- _Short exercise_
Find and copy each line of the records where the string "amount" shows up.

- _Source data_
[Begin]

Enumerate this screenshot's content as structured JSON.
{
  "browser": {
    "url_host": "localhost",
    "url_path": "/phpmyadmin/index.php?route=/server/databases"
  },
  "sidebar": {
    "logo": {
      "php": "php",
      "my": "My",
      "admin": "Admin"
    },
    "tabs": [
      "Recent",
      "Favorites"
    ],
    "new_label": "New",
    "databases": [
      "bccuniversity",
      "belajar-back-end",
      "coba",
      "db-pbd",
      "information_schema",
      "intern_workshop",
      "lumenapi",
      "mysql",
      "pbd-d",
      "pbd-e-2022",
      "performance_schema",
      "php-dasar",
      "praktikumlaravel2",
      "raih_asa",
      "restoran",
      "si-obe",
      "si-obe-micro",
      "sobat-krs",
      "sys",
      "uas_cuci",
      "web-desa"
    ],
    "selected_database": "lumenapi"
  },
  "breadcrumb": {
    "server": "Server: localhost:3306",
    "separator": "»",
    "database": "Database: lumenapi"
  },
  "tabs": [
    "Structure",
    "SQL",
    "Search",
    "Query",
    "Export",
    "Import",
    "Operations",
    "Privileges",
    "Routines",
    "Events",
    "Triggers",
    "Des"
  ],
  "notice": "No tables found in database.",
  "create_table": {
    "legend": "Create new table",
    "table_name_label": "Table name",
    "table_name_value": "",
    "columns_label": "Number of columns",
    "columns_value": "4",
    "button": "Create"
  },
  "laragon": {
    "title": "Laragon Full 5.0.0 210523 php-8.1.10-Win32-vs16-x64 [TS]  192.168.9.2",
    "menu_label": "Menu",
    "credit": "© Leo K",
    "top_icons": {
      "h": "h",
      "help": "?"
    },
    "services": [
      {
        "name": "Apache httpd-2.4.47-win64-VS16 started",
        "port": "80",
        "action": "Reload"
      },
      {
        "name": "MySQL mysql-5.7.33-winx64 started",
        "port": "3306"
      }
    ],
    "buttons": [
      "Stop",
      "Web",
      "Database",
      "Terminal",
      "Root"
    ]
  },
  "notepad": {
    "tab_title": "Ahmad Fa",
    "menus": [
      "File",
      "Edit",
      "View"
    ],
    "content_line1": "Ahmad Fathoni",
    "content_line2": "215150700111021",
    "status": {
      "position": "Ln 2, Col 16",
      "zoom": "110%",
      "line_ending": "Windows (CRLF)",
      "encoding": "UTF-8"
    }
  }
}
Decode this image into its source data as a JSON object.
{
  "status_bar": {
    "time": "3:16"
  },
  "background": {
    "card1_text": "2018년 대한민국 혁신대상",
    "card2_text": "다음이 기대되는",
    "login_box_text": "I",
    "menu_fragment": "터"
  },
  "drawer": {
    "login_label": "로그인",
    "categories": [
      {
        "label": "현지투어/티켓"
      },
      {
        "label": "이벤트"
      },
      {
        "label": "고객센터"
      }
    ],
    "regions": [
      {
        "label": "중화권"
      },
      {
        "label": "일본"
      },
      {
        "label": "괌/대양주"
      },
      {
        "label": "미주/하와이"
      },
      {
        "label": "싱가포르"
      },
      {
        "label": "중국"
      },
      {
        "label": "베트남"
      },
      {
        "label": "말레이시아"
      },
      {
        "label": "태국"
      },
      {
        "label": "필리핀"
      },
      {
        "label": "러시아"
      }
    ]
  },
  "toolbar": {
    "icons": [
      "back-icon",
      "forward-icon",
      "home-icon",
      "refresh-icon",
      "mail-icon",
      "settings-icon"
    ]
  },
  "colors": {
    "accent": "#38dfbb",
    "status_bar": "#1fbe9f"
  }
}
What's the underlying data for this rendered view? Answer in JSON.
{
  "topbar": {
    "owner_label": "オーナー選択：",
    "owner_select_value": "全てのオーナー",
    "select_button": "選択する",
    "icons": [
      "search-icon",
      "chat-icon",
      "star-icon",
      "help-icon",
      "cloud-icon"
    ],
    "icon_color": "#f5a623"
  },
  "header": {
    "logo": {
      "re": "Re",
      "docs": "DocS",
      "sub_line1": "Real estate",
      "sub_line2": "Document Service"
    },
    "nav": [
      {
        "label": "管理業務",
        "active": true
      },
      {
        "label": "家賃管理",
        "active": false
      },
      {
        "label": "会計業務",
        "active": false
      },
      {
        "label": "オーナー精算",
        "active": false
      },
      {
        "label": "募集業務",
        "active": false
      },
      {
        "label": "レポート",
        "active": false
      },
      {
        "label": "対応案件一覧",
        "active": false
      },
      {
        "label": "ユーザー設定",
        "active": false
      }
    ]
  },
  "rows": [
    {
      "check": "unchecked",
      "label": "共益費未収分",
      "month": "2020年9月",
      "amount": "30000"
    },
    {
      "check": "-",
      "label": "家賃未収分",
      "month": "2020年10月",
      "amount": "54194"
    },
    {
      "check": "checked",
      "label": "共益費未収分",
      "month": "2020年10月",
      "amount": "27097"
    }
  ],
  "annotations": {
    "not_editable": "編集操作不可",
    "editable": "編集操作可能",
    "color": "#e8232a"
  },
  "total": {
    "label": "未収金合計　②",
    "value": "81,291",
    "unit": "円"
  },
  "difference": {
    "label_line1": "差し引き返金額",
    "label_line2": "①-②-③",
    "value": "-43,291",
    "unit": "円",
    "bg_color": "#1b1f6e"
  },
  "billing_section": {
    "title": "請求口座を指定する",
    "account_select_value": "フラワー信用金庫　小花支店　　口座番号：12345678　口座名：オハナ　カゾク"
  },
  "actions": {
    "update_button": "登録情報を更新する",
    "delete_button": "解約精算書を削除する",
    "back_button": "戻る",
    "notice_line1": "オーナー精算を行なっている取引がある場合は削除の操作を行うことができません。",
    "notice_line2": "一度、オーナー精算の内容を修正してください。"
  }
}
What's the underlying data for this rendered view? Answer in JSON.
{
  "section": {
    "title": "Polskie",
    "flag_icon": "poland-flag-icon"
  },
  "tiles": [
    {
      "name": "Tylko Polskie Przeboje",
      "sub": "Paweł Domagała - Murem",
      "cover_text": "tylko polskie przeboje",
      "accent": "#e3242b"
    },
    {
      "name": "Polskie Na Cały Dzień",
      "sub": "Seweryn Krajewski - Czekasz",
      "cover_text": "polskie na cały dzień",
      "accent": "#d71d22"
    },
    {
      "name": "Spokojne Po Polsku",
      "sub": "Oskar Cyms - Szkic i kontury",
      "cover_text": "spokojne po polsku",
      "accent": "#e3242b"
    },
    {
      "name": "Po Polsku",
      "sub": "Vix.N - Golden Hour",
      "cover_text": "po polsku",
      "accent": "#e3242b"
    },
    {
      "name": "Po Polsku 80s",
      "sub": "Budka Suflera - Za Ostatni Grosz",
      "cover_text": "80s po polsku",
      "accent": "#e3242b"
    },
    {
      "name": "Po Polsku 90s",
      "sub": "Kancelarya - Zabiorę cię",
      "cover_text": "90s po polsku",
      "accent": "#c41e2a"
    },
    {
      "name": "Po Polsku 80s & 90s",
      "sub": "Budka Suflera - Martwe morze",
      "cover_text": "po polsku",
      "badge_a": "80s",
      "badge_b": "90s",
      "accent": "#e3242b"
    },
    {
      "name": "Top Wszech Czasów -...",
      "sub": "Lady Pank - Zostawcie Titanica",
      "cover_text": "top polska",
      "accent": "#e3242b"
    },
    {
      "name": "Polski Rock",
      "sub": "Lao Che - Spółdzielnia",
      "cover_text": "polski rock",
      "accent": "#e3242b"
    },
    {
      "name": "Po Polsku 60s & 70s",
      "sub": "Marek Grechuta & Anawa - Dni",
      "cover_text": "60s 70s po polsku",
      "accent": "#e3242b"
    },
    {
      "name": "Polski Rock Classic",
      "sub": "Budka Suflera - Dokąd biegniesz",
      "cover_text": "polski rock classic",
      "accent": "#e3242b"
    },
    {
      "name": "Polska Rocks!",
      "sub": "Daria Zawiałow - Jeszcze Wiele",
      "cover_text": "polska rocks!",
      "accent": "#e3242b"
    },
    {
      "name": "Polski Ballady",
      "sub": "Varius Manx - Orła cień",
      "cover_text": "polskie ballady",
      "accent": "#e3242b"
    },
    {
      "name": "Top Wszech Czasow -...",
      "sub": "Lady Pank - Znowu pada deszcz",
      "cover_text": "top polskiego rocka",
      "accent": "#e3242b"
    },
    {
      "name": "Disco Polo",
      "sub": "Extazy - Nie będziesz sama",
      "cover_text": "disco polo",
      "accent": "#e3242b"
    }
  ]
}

[End]

- _Task answer_
      "amount": "30000"
      "amount": "54194"
      "amount": "27097"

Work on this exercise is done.